● **TASK TO CARRY OUT**: Rewrite the entries below as a numbered list, starting at the first line and ending at the line that contains "place-bet-button[interactable]: ĐẶT CƯỢC (256, 337, 364, 361)", and omit any blank lines.

● **STORED DATA**:

---+---

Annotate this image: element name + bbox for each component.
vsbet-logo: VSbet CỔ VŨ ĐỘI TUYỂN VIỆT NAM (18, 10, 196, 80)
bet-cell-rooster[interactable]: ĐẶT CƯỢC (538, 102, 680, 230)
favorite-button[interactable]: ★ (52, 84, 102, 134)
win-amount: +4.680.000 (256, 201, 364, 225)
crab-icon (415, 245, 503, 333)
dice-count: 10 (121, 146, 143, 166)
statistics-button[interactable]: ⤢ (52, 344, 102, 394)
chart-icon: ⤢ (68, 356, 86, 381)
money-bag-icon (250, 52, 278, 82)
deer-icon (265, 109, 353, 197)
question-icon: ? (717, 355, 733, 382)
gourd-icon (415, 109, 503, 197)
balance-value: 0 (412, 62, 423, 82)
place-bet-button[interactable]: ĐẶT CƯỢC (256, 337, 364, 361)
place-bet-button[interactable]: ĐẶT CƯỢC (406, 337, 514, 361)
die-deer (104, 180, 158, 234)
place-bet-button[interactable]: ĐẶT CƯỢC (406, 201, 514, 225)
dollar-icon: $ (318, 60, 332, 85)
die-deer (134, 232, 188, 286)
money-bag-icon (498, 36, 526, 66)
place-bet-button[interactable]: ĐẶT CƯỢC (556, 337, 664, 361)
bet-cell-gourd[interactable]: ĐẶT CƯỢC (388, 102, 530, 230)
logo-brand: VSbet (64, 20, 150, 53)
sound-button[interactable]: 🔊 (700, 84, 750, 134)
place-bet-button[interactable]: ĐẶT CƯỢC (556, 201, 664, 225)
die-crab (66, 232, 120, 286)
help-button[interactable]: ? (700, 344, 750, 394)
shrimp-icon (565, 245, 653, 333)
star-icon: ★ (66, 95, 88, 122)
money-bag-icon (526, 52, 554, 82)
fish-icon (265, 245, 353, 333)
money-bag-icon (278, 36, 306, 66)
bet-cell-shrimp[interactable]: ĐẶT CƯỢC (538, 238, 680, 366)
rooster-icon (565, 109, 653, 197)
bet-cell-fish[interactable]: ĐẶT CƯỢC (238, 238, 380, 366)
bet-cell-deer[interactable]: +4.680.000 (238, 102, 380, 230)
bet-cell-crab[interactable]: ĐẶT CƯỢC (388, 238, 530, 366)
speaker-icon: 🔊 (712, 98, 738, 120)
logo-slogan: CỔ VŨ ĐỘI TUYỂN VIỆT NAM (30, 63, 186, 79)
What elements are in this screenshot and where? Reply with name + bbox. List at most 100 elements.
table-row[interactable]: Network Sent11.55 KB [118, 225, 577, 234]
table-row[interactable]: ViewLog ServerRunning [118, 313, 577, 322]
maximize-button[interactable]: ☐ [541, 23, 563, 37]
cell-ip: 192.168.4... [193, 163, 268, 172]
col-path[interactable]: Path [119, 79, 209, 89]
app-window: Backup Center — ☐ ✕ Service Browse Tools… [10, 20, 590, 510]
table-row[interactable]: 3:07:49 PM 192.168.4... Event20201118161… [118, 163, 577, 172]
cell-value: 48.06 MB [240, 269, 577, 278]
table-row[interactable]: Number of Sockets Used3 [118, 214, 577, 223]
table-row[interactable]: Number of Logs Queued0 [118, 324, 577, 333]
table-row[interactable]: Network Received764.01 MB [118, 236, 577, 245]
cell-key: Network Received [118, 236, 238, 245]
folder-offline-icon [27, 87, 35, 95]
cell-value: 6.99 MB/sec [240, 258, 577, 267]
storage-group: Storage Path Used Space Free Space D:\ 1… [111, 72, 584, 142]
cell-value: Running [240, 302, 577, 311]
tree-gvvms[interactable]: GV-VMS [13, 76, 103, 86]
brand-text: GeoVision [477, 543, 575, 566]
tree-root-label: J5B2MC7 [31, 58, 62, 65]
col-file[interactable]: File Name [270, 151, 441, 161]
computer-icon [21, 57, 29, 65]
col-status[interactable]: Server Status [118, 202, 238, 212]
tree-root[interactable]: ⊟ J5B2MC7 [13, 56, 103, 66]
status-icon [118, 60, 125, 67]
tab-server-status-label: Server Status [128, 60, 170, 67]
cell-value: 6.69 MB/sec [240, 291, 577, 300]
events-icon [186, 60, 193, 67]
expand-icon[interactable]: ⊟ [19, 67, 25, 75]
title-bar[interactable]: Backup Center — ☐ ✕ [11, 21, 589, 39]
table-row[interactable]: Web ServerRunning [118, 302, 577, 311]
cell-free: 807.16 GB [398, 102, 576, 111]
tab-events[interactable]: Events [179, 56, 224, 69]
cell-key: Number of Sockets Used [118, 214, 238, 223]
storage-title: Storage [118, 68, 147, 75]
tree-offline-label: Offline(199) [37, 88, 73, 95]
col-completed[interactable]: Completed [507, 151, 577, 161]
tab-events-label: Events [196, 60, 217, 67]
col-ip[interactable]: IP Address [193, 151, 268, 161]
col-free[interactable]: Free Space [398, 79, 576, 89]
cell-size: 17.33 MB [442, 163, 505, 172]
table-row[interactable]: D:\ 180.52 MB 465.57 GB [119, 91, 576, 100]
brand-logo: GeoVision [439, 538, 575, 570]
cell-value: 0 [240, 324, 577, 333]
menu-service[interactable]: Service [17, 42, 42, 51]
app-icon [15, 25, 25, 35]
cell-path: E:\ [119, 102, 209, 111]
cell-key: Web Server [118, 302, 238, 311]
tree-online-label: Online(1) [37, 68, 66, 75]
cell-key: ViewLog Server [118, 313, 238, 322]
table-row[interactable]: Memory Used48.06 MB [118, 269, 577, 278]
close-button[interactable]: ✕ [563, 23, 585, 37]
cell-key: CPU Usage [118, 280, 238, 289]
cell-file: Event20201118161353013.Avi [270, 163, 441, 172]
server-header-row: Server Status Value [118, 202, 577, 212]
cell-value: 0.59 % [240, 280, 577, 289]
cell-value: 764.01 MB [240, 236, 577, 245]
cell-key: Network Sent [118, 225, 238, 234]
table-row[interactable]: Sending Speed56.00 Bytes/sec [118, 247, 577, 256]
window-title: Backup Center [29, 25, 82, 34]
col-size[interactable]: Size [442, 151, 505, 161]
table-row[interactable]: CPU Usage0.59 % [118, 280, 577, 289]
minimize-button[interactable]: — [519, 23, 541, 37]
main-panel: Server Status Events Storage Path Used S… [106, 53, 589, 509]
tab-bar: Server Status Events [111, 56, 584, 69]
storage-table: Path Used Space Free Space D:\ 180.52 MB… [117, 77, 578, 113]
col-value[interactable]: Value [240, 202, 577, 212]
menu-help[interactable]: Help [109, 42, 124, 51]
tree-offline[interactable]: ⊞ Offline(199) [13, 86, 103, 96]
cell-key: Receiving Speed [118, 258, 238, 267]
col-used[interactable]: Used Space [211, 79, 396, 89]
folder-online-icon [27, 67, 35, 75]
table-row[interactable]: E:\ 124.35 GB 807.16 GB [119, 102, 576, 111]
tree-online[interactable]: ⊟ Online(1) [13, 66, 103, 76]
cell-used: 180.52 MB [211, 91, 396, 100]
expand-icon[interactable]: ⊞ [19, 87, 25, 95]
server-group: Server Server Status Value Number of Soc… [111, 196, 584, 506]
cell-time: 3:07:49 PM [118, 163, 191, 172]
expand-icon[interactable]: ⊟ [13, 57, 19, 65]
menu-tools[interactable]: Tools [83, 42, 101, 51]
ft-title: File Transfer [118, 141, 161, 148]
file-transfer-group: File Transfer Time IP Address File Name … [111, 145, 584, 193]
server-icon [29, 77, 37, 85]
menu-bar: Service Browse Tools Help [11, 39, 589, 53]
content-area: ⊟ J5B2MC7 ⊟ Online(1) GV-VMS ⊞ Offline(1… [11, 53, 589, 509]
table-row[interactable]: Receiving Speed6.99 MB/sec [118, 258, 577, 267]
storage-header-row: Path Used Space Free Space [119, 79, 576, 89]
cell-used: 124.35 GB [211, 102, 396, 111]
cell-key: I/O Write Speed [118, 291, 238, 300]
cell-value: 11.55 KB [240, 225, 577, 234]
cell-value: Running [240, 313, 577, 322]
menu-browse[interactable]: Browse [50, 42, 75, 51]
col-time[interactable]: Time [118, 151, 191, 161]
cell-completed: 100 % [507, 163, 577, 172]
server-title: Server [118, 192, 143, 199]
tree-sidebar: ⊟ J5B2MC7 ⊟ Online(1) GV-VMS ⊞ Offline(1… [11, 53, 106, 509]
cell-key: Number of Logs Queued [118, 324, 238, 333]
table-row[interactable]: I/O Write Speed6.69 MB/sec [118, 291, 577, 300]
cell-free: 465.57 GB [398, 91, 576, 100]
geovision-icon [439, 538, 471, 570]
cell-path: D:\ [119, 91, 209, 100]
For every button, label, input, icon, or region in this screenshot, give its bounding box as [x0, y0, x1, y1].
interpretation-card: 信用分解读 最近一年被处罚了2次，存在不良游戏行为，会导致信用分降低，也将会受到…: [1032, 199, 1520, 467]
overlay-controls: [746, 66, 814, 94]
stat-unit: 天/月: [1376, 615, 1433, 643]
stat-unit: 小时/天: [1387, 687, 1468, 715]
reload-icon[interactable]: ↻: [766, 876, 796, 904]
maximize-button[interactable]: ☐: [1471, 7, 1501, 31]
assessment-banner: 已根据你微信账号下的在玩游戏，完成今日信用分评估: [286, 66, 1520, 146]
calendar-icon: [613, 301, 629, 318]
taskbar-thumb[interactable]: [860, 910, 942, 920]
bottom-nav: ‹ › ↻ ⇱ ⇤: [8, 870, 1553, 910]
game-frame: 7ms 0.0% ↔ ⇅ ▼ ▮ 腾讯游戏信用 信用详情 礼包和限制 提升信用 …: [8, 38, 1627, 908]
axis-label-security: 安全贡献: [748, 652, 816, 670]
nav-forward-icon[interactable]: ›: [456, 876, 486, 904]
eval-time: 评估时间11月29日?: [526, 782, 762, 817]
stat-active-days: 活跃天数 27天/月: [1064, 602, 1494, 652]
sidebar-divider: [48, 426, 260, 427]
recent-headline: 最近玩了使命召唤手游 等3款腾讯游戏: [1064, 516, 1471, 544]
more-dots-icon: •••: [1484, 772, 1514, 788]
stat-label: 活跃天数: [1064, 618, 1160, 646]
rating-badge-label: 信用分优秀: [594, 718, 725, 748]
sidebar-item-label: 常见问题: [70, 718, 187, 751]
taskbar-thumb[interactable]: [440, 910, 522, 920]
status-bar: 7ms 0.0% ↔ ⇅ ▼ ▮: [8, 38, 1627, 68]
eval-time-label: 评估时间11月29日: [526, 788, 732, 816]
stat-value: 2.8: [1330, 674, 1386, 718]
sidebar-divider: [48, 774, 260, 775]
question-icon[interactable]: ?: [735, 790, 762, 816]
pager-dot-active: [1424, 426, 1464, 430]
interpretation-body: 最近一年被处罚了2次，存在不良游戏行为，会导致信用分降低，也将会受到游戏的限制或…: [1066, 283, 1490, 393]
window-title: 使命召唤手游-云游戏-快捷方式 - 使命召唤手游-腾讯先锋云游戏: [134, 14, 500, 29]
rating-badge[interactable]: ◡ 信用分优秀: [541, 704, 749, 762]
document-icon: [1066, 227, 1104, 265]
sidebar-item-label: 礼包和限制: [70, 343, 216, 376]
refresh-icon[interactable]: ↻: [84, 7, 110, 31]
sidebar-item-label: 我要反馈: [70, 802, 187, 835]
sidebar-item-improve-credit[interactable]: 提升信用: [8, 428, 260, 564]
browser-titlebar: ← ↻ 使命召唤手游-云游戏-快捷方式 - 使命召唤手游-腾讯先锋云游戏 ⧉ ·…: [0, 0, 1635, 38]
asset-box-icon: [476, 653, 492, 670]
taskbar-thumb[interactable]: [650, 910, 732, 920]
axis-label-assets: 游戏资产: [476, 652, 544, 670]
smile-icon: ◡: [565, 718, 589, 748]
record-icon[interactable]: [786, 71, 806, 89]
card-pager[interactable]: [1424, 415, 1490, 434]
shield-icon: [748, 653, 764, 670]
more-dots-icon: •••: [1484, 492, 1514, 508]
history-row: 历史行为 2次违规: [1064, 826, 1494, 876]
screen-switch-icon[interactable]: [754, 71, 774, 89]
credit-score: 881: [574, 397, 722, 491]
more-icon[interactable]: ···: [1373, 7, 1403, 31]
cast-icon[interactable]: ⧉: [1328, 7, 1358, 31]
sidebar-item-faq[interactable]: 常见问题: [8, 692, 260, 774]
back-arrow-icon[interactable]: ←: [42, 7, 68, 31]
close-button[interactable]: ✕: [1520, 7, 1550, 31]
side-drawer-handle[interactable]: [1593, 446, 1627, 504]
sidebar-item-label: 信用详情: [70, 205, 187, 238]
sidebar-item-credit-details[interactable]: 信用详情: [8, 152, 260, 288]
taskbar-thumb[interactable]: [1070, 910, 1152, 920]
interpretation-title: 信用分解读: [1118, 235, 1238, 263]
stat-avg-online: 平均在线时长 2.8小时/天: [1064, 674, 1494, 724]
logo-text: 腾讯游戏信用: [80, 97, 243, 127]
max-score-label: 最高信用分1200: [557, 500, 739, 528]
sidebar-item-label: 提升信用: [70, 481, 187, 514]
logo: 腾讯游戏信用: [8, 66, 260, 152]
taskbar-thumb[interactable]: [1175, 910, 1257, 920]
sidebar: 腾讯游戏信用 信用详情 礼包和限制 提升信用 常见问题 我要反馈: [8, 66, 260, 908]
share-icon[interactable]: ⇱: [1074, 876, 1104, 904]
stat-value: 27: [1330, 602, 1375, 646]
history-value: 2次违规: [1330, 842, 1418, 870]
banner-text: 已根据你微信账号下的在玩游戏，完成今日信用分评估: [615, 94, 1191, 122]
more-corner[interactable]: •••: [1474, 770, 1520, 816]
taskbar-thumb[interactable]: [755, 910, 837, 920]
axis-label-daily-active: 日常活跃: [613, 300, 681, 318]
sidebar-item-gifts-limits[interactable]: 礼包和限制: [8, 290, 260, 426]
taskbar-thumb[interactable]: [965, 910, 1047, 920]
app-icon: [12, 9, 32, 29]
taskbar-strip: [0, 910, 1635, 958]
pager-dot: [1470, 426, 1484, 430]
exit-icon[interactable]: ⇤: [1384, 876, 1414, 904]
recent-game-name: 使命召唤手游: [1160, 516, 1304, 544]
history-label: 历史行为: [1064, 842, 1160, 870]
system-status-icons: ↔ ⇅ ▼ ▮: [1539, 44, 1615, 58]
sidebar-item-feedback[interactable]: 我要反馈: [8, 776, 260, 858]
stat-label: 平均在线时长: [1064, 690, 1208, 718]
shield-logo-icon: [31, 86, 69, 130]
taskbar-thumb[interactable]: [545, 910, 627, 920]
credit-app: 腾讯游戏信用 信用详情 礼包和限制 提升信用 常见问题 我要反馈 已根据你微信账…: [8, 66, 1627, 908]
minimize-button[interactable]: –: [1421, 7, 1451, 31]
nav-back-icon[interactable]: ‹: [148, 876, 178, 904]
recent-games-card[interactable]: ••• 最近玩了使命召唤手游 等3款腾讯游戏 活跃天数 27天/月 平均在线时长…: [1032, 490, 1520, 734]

---+---

● **RESULT BELOW**:
1. Annotate this image: element name + bbox for each component.
2. vsbet-logo: VSbet CỔ VŨ ĐỘI TUYỂN VIỆT NAM (18, 10, 196, 80)
3. bet-cell-rooster[interactable]: ĐẶT CƯỢC (538, 102, 680, 230)
4. favorite-button[interactable]: ★ (52, 84, 102, 134)
5. win-amount: +4.680.000 (256, 201, 364, 225)
6. crab-icon (415, 245, 503, 333)
7. dice-count: 10 (121, 146, 143, 166)
8. statistics-button[interactable]: ⤢ (52, 344, 102, 394)
9. chart-icon: ⤢ (68, 356, 86, 381)
10. money-bag-icon (250, 52, 278, 82)
11. deer-icon (265, 109, 353, 197)
12. question-icon: ? (717, 355, 733, 382)
13. gourd-icon (415, 109, 503, 197)
14. balance-value: 0 (412, 62, 423, 82)
15. place-bet-button[interactable]: ĐẶT CƯỢC (256, 337, 364, 361)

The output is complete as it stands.